__PROMPT 1__
From the forum thread about children's tantrums, echo the stretch from "I couldn't walk" through "at their age." without changing a word.
__PROMPT 2__
In the forum thread about children's tantrums, why did the first writer not walk away from the child during a tantrum?

__QUOTED PASSAGE__
I couldn't walk away from him in a situation like this, because he would have stayed there indefinitely (tried it a few times ...). What I did have to do is quickly take him to the car or bathroom for a quick spanking, and then we had to resume whatever it was we were doing. There was no way I could give him even the remote idea that his tantrum had changed my plans in the slightest.

Thing is, he was 2 or 3 when he was throwing those tantrums. He's not the 6 year old throwing the fit in Walmart, or the 9 year old freaking out at the grocery store. Maybe if those parents had stuck to their guns and annoyed a few shoppers a few years back, the big kid tantrums wouldn't be driving everyone nuts now.
You are soo right about that. I guess I am annoyed by the bigger ones alot more than I am by the little ones who are suppose to be throwing fits at their age.
Reply
Heidi 12:32 PM 02-17-2012
I have to agree with those that said they would NOT leave doing something needed, like grocery shopping, because their child was throwing a fit. Now, if we were somewhere fun for THEM, then yeah, we're done!

Having a fit at home gets you sent to your room
Having a fit when we're doing something fun means we go home
Having a fit when mom needs to get something done means one on the rear!

I can only remember one time in 22 years of parenting 4 children that I actually had to go to option #3.
Reply
Countrygal 12:33 PM 02-19-2012
To answer the OP - I have actually been thinking about this ever since it was posted and have been doing some observation....

__GIVEN INFORMATION__

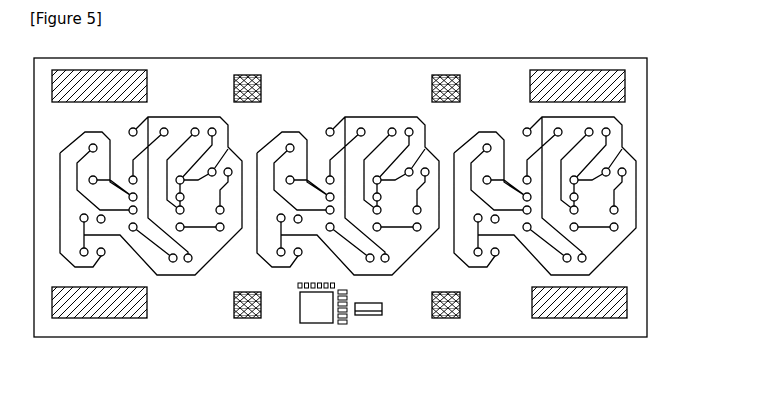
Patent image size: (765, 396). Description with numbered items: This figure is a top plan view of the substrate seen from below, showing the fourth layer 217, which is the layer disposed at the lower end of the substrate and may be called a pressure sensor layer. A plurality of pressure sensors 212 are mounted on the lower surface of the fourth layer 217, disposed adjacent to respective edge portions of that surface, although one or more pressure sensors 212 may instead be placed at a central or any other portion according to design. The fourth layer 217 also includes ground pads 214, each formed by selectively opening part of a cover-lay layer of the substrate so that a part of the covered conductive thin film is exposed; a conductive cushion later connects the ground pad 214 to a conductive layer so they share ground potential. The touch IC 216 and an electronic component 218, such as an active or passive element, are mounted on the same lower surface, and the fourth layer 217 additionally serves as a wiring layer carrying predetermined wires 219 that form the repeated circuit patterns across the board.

__REPLY 1__
I couldn't walk away from him in a situation like this, because he would have stayed there indefinitely (tried it a few times ...). What I did have to do is quickly take him to the car or bathroom for a quick spanking, and then we had to resume whatever it was we were doing. There was no way I could give him even the remote idea that his tantrum had changed my plans in the slightest.

Thing is, he was 2 or 3 when he was throwing those tantrums. He's not the 6 year old throwing the fit in Walmart, or the 9 year old freaking out at the grocery store. Maybe if those parents had stuck to their guns and annoyed a few shoppers a few years back, the big kid tantrums wouldn't be driving everyone nuts now.
You are soo right about that. I guess I am annoyed by the bigger ones alot more than I am by the little ones who are suppose to be throwing fits at their age.

__REPLY 2__
Walking away wouldn't have worked because the child would have stayed there indefinitely. The writer had tried it a few times.